[Start of TEXT PASSAGE]

Last week, the K Records sleepover at an organic farm in Washington State.

First we stopped by Olympia Washington, where people seem to be doing these amazing things designing and sewing clothes, and making music, records, and coffee, and sandwiches. I had to restrain myself at the used clothing store. I had already bought too much at the thrift store in Portland.

Then to the sleepover, which besides being a sleepover, was also music festival. There were blackberries everywhere. We slept underneath a tree that a blackberry vine grew up and the blackberries hung over us like stars, and it was very cold out for August.

That night I played in Karl Blau’s horn section. I felt very at home with a trombone to my right. It was fun, very fun. The next day we watched them roast a pig in a pit. It was pretty amazing. Then I heard Cajun accordion and followed the sound to the back of the house where Jared, who lives there, was playing with a mandolin player. Of course Jared and I knew a bunch of people in common. We played together til it was time to drive back to Portland…



FETE DE LA MUSIQUE

Paris in June: solstice. Golem came to play at Fete de la Musique, the city-wide music festival. The last time I was in Paris, I was also living in New York, but I was 18 years old and very dirty and carrying around a huge backpack, so to have a suitcase with wheels and a shower in our hotel room was completely different.

Although I rarely wake up early unless forced to, (to paraphrase that quintessential Parisienne, Edith Piaf, evening is our morning) jet lag made me sit bolt upright at 6 am. So, I went downstairs, ate some free hotel breakfast (is everything better in Paris, or does it just taste that way?) and wandered around the early morning streets watching the city wake up.

[End of TEXT PASSAGE]

* **WRITTEN REQUEST 1**: Condense the paragraph of the blog post that begins "That night I played in Karl Blau's horn section" into a shorter version that keeps its main events.

[Start of DATA FOR THE TASK]

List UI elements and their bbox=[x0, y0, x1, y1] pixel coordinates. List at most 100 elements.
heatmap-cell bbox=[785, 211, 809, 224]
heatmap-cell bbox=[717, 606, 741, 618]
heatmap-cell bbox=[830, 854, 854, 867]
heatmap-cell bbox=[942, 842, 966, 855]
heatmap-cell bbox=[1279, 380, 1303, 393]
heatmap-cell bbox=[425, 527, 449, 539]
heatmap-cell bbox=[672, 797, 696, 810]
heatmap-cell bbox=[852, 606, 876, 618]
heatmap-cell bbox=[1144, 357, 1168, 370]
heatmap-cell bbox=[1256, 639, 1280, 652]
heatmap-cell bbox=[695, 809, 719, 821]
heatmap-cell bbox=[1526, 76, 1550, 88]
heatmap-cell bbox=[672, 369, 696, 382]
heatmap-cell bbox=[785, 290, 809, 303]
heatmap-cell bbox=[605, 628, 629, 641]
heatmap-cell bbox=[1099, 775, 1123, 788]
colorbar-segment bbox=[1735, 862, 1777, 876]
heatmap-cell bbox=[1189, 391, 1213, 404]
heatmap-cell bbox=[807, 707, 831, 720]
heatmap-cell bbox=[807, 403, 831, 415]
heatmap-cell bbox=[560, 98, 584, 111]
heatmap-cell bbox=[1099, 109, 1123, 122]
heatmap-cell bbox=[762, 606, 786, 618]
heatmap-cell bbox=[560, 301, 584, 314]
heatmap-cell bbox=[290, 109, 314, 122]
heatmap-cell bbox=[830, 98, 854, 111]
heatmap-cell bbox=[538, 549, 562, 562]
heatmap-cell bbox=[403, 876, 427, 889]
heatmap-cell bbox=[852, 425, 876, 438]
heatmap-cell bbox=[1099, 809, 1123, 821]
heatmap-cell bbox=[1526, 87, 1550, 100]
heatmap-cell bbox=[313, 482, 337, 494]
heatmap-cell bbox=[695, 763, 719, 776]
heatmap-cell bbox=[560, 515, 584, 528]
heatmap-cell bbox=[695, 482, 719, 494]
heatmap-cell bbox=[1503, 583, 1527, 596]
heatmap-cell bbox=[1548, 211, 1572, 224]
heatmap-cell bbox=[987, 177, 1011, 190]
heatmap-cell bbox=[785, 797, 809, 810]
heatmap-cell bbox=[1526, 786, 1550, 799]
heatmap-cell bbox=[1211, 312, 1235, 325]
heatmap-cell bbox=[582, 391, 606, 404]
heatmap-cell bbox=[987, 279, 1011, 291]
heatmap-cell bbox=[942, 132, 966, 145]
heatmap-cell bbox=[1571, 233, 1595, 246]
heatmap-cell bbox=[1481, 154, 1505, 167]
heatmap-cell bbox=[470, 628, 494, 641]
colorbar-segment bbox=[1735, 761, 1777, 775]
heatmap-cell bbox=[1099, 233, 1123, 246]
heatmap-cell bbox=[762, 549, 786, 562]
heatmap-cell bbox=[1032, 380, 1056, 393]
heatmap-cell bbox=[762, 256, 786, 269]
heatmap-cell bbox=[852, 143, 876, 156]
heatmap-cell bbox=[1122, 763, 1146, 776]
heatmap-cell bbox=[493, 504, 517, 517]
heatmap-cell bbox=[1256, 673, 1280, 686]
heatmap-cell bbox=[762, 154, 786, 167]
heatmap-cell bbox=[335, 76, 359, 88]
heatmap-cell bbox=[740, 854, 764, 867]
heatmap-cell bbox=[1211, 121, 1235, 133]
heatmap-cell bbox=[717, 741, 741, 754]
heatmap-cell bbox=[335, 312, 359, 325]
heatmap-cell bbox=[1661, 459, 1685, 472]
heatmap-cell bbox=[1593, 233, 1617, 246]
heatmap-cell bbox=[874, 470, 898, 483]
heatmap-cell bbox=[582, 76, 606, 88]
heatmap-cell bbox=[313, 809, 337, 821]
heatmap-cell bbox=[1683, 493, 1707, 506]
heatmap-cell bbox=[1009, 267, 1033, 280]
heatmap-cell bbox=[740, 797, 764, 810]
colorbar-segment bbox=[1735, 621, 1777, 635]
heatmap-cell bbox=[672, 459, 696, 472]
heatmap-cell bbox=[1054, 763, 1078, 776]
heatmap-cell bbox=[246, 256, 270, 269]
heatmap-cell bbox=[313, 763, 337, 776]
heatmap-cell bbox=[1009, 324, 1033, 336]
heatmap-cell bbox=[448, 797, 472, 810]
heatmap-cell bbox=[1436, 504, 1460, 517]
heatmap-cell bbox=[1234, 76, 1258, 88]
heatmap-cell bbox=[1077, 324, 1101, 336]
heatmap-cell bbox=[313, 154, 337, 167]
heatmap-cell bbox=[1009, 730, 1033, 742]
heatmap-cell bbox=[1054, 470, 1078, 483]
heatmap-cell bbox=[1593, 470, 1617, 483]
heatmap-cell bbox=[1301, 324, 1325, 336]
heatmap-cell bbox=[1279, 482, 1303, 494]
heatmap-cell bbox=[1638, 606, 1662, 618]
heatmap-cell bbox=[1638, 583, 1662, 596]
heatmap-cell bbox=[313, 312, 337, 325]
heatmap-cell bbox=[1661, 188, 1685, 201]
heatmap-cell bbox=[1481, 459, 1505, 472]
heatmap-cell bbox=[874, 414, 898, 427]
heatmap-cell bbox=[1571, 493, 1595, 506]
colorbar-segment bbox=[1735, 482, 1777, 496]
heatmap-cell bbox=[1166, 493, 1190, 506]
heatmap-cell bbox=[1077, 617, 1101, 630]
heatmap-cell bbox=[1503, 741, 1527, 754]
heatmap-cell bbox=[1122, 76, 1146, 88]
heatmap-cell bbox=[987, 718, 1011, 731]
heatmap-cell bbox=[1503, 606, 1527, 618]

[End of DATA FOR THE TASK]

* **WRITTEN REQUEST 2**: Present the stretch of the rows from their start through the line containing "heatmap-cell bbox=[425, 527, 449, 539]" as a numbered list, omitting any blank lines.

* **REPLY 1**: That night the writer played in Karl Blau's horn section, which felt familiar and was a great deal of fun. The next day everyone watched a pig being roasted in a pit. Later, the writer followed the sound of a Cajun accordion to the back of the house and found Jared, who lives there, playing with a mandolin player. The two knew many of the same people and played together until it was time to drive back to Portland.

* **REPLY 2**:
1. List UI elements and their bbox=[x0, y0, x1, y1] pixel coordinates. List at most 100 elements.
2. heatmap-cell bbox=[785, 211, 809, 224]
3. heatmap-cell bbox=[717, 606, 741, 618]
4. heatmap-cell bbox=[830, 854, 854, 867]
5. heatmap-cell bbox=[942, 842, 966, 855]
6. heatmap-cell bbox=[1279, 380, 1303, 393]
7. heatmap-cell bbox=[425, 527, 449, 539]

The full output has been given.